*Written instruction*.
Pull every line containing "true" out of the material below.

*Source records*.
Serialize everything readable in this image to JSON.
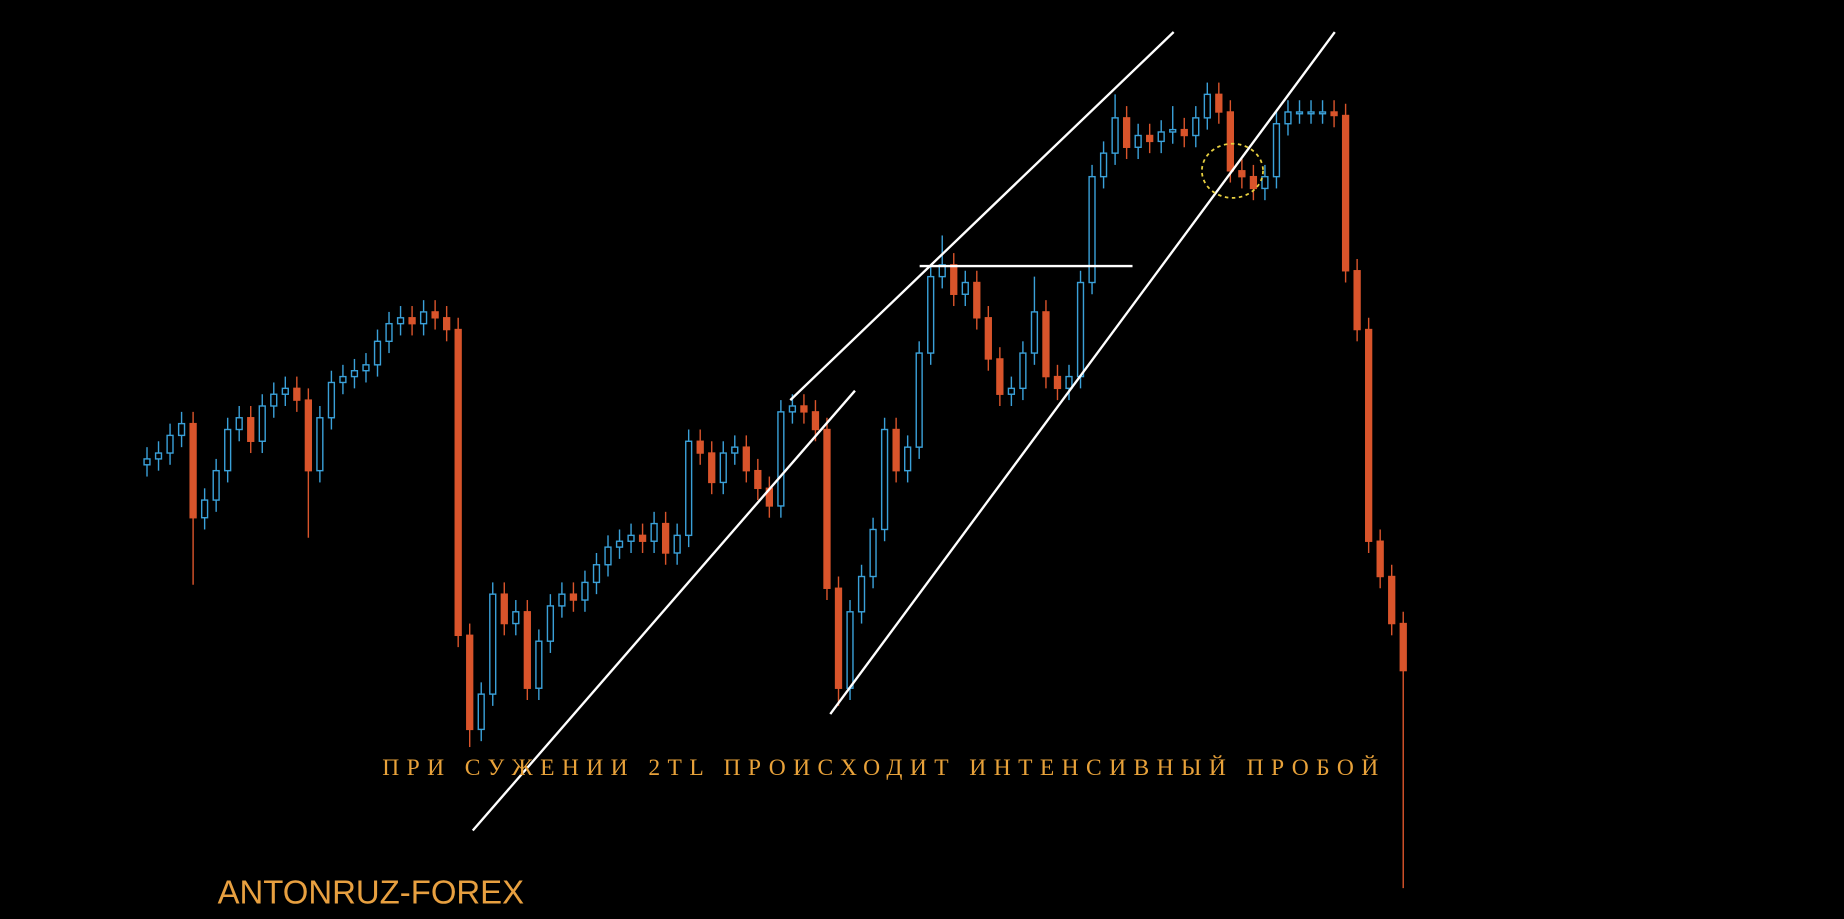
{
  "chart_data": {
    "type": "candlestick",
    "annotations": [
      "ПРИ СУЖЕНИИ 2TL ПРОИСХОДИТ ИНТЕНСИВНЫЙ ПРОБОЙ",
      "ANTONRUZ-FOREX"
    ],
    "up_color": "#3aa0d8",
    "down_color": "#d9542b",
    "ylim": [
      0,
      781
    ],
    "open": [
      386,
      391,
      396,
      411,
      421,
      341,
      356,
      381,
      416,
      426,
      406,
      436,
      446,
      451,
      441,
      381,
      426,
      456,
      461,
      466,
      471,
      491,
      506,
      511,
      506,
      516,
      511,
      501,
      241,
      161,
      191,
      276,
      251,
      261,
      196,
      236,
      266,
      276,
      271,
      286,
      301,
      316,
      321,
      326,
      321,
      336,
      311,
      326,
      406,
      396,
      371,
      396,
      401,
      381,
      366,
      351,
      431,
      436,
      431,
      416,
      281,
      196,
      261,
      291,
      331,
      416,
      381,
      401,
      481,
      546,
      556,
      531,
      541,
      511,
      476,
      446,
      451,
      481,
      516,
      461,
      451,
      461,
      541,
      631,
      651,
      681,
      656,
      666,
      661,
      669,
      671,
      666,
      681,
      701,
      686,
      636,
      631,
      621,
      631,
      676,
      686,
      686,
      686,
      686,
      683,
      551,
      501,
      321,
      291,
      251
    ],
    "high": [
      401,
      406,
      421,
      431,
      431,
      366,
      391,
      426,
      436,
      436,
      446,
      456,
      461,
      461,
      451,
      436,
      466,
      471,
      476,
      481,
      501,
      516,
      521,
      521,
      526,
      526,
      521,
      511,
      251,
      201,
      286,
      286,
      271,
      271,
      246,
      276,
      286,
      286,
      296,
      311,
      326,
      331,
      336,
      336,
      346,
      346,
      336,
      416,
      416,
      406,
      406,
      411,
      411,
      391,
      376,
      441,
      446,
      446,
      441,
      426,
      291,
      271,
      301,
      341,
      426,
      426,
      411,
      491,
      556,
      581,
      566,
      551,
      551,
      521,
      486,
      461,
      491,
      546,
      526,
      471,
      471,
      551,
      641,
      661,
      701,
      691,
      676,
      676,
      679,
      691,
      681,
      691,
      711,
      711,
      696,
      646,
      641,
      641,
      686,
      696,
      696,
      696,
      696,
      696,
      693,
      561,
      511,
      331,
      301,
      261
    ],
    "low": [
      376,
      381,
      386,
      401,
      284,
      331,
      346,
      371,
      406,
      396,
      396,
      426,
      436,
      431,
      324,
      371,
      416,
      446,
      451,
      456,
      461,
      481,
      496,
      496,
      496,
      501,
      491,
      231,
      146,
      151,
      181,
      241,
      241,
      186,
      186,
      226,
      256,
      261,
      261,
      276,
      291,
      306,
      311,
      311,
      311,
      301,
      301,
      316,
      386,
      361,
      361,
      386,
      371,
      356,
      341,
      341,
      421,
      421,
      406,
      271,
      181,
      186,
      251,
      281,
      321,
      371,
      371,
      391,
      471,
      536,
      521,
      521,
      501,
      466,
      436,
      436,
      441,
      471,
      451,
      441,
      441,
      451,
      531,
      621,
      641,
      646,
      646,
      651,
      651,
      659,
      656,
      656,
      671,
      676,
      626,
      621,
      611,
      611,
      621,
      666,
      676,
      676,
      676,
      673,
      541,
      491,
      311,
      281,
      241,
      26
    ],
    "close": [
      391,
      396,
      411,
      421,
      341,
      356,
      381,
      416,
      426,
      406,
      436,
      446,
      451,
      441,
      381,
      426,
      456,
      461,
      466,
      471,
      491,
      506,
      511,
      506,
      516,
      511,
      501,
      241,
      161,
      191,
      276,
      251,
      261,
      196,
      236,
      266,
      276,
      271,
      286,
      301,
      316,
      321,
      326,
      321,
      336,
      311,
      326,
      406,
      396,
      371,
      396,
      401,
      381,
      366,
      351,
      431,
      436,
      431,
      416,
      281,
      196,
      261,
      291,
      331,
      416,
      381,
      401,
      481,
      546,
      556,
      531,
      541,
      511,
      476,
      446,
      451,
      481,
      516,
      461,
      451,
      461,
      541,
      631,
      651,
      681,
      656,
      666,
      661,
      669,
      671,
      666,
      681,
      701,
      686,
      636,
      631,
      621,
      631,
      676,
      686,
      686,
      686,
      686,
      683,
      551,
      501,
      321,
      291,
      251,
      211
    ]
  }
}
==
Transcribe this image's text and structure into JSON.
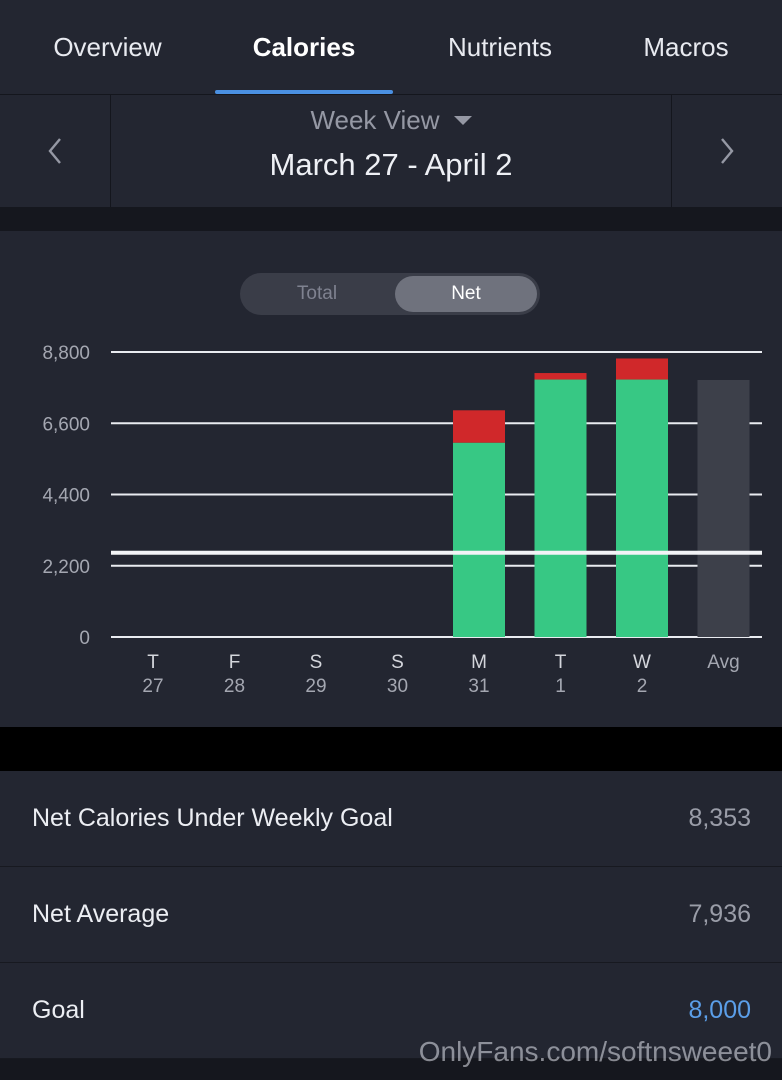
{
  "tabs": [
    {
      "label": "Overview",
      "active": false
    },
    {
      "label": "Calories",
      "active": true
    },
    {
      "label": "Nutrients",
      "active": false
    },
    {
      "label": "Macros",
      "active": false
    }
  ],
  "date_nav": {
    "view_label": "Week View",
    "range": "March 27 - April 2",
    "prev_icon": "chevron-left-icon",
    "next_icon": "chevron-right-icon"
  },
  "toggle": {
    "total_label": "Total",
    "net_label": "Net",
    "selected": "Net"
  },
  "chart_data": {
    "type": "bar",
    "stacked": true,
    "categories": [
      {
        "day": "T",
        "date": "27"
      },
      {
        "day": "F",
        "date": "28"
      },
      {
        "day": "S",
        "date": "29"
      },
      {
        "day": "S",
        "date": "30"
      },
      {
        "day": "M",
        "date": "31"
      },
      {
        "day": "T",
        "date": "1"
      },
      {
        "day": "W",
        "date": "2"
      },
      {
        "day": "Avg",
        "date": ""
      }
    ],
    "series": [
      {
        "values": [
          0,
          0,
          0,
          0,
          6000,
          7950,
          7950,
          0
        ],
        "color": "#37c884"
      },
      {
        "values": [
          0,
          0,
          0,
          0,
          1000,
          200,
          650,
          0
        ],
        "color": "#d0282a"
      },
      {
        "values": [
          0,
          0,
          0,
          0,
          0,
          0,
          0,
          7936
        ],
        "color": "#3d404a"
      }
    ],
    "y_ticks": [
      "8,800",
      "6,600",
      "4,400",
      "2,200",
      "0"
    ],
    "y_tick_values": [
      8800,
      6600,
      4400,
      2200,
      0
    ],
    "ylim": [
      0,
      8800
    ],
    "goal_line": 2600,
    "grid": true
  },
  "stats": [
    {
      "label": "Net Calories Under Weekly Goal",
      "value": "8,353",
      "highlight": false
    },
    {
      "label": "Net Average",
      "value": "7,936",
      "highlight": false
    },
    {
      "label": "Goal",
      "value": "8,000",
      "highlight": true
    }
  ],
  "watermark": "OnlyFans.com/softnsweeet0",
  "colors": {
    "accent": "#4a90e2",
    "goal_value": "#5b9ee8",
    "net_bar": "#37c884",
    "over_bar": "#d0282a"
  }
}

*Written response*.
      "active": true
    "stacked": true,
    "grid": true
      "highlight": true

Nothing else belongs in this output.